• [JOB] Both ends included, set down the lines from the line containing "Transcribe the text in this document." through the last line of the records below, without pictures.

• [AVAILABLE RECORDS]
==*==
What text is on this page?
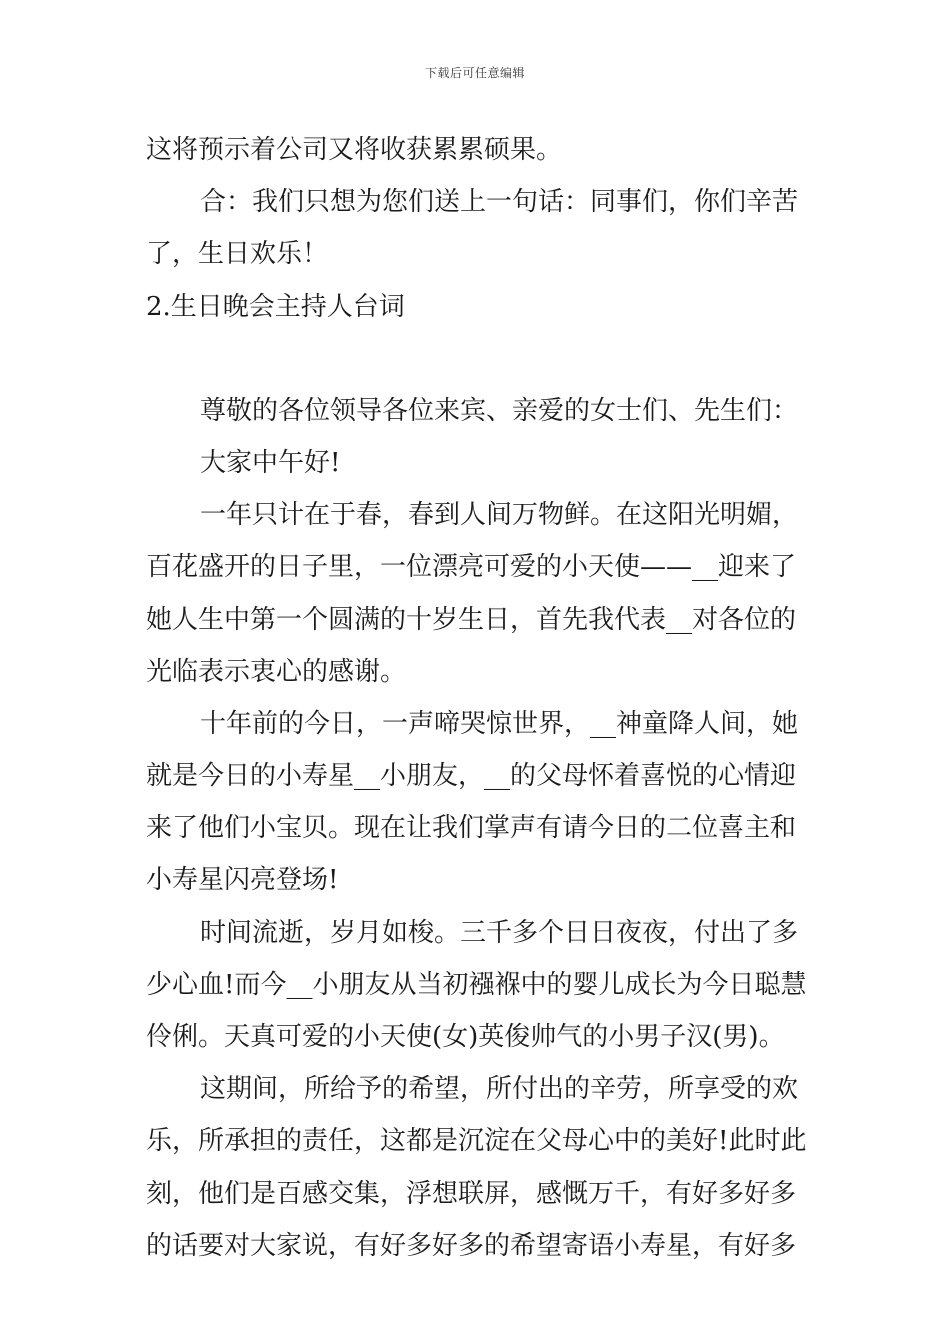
下载后可任意编辑
这将预示着公司又将收获累累硕果。
合：我们只想为您们送上一句话：同事们，你们辛苦
了，生日欢乐！
2.生日晚会主持人台词
尊敬的各位领导各位来宾、亲爱的女士们、先生们：
大家中午好!
一年只计在于春，春到人间万物鲜。在这阳光明媚，
百花盛开的日子里，一位漂亮可爱的小天使——__迎来了
她人生中第一个圆满的十岁生日，首先我代表__对各位的
光临表示衷心的感谢。
十年前的今日，一声啼哭惊世界，__神童降人间，她
就是今日的小寿星__小朋友，__的父母怀着喜悦的心情迎
来了他们小宝贝。现在让我们掌声有请今日的二位喜主和
小寿星闪亮登场!
时间流逝，岁月如梭。三千多个日日夜夜，付出了多
少心血!而今__小朋友从当初襁褓中的婴儿成长为今日聪慧
伶俐。天真可爱的小天使(女)英俊帅气的小男子汉(男)。
这期间，所给予的希望，所付出的辛劳，所享受的欢
乐，所承担的责任，这都是沉淀在父母心中的美好!此时此
刻，他们是百感交集，浮想联屏，感慨万千，有好多好多
的话要对大家说，有好多好多的希望寄语小寿星，有好多
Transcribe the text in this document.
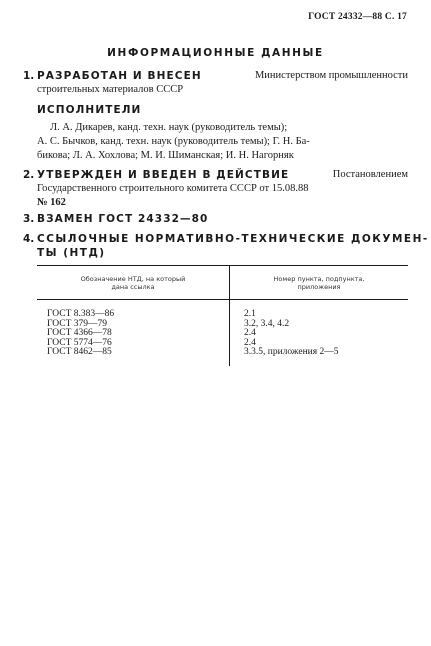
ГОСТ 24332—88 С. 17
ИНФОРМАЦИОННЫЕ ДАННЫЕ
1. РАЗРАБОТАН И ВНЕСЕН	Министерством промышленности
строительных материалов СССР
ИСПОЛНИТЕЛИ
Л. А. Дикарев, канд. техн. наук (руководитель темы);
А. С. Бычков, канд. техн. наук (руководитель темы); Г. Н. Ба-
бикова; Л. А. Хохлова; М. И. Шиманская; И. Н. Нагорняк
2. УТВЕРЖДЕН И ВВЕДЕН В ДЕЙСТВИЕ	Постановлением
Государственного строительного комитета СССР от 15.08.88
№ 162
3. ВЗАМЕН ГОСТ 24332—80
4. ССЫЛОЧНЫЕ НОРМАТИВНО-ТЕХНИЧЕСКИЕ ДОКУМЕН-
ТЫ (НТД)
Обозначение НТД, на который
дана ссылка
Номер пункта, подпункта,
приложения
ГОСТ 8.383—86	2.1
ГОСТ 379—79	3.2, 3.4, 4.2
ГОСТ 4366—78	2.4
ГОСТ 5774—76	2.4
ГОСТ 8462—85	3.3.5, приложения 2—5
==*==
• [ANSWER BELOW]
Transcribe the text in this document.
ГОСТ 24332—88 С. 17
ИНФОРМАЦИОННЫЕ ДАННЫЕ
1. РАЗРАБОТАН И ВНЕСЕН	Министерством промышленности
строительных материалов СССР
ИСПОЛНИТЕЛИ
Л. А. Дикарев, канд. техн. наук (руководитель темы);
А. С. Бычков, канд. техн. наук (руководитель темы); Г. Н. Ба-
бикова; Л. А. Хохлова; М. И. Шиманская; И. Н. Нагорняк
2. УТВЕРЖДЕН И ВВЕДЕН В ДЕЙСТВИЕ	Постановлением
Государственного строительного комитета СССР от 15.08.88
№ 162
3. ВЗАМЕН ГОСТ 24332—80
4. ССЫЛОЧНЫЕ НОРМАТИВНО-ТЕХНИЧЕСКИЕ ДОКУМЕН-
ТЫ (НТД)
Обозначение НТД, на который
дана ссылка
Номер пункта, подпункта,
приложения
ГОСТ 8.383—86	2.1
ГОСТ 379—79	3.2, 3.4, 4.2
ГОСТ 4366—78	2.4
ГОСТ 5774—76	2.4
ГОСТ 8462—85	3.3.5, приложения 2—5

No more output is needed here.